- DESCRIPTION OF THE TASK -
Lines containing the string "subtitle" are to be counted; report only how many there are.

- SUPPLIED RECORDS -
+===+

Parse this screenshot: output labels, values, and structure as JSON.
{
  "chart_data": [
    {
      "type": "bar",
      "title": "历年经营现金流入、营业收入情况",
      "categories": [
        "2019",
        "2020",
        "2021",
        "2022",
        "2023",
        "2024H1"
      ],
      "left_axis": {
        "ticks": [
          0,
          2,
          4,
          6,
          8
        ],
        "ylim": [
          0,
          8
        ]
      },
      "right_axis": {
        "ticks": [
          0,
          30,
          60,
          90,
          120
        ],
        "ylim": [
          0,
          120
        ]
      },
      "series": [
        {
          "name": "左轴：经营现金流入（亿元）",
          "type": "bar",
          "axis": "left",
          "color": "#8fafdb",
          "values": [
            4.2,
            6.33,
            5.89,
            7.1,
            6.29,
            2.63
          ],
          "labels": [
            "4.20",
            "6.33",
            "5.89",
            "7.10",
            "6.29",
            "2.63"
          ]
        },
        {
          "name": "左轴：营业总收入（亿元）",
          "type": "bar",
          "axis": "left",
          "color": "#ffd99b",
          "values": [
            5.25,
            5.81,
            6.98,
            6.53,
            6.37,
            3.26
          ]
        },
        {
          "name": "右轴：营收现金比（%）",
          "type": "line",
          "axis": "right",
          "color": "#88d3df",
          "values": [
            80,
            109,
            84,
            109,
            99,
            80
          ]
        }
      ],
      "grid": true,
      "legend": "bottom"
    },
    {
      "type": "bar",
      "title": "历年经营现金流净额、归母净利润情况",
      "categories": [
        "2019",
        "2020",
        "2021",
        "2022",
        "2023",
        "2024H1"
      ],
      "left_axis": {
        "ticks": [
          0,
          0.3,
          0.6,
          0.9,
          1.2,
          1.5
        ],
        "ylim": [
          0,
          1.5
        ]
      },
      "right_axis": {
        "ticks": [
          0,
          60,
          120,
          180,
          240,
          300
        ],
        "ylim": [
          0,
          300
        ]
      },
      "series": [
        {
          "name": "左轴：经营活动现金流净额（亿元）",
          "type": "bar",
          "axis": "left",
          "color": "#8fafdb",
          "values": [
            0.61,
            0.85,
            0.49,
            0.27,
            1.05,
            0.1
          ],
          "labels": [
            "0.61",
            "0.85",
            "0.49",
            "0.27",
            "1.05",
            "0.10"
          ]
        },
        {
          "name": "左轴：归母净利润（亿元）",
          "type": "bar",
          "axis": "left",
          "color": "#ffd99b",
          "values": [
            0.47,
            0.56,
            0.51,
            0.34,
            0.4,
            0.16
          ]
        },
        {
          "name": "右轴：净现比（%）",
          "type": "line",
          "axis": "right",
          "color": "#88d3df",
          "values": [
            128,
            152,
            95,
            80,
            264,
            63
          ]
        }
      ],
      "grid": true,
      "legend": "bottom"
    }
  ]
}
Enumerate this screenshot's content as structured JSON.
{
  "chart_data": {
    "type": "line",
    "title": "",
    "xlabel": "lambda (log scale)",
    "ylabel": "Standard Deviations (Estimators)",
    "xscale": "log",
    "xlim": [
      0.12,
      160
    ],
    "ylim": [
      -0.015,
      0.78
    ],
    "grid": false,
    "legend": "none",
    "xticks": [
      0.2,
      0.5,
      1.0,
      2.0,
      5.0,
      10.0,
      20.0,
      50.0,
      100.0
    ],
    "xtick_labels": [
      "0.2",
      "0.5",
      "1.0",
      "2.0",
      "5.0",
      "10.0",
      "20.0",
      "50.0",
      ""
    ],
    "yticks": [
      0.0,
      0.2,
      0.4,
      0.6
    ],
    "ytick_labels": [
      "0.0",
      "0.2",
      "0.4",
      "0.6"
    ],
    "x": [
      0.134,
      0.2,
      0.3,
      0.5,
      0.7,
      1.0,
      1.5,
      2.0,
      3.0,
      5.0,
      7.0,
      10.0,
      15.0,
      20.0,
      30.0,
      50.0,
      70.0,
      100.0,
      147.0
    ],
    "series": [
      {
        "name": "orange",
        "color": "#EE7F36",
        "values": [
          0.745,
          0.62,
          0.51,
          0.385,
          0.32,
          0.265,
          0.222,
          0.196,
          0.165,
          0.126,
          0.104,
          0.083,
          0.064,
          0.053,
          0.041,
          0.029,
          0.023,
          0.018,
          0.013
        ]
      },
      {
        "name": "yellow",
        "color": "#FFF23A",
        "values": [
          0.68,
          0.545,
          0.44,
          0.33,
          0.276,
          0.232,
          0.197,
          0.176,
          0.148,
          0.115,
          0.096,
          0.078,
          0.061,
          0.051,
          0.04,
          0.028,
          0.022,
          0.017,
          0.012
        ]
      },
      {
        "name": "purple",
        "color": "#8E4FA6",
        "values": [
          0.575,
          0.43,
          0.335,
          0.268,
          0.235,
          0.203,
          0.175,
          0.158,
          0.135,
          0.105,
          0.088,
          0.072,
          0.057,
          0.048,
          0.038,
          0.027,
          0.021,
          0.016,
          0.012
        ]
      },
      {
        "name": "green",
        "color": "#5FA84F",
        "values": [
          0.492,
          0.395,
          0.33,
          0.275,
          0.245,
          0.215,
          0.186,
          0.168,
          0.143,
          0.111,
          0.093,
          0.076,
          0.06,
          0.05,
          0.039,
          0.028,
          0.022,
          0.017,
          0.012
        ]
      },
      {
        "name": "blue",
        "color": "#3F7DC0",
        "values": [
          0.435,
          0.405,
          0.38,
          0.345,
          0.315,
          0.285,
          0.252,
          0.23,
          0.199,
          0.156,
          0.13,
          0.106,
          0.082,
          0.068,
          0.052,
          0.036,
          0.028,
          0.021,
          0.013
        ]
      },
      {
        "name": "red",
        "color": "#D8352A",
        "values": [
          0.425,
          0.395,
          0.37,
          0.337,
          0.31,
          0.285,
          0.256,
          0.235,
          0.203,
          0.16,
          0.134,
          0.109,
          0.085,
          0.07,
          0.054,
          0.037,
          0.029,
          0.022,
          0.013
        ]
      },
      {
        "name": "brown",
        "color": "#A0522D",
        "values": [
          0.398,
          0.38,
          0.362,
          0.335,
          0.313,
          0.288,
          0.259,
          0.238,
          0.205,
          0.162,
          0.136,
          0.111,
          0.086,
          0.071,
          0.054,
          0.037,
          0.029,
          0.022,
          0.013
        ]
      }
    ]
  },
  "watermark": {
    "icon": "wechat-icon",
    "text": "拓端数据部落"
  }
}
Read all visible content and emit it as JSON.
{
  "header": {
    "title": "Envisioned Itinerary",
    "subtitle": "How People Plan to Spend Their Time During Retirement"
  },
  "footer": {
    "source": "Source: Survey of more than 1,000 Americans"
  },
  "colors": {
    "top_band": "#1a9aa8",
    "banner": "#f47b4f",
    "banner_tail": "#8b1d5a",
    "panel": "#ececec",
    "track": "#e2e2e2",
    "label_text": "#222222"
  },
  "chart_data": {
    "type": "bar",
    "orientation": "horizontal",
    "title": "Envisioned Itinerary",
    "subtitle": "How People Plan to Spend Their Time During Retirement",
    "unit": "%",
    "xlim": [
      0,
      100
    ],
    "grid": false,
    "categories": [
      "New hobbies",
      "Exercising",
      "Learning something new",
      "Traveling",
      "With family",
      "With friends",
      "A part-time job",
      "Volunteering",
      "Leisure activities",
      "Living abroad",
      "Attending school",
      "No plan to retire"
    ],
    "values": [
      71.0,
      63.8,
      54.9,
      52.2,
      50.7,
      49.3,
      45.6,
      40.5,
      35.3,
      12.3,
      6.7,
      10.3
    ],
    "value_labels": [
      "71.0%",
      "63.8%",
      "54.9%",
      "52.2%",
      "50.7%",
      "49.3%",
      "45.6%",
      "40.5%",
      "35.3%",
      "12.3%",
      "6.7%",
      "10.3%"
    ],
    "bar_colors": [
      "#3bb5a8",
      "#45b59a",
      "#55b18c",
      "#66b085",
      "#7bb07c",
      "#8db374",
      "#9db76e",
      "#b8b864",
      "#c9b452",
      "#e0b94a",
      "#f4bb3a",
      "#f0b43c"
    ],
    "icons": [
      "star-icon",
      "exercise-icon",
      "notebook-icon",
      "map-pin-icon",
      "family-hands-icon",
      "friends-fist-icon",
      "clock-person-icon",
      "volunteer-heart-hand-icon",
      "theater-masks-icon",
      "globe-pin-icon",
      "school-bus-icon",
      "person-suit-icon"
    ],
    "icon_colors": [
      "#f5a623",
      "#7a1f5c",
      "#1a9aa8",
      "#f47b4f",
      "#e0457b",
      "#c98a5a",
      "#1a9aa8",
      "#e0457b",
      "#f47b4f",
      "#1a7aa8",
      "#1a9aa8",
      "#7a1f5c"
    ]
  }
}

+===+

- FINAL ANSWER -
2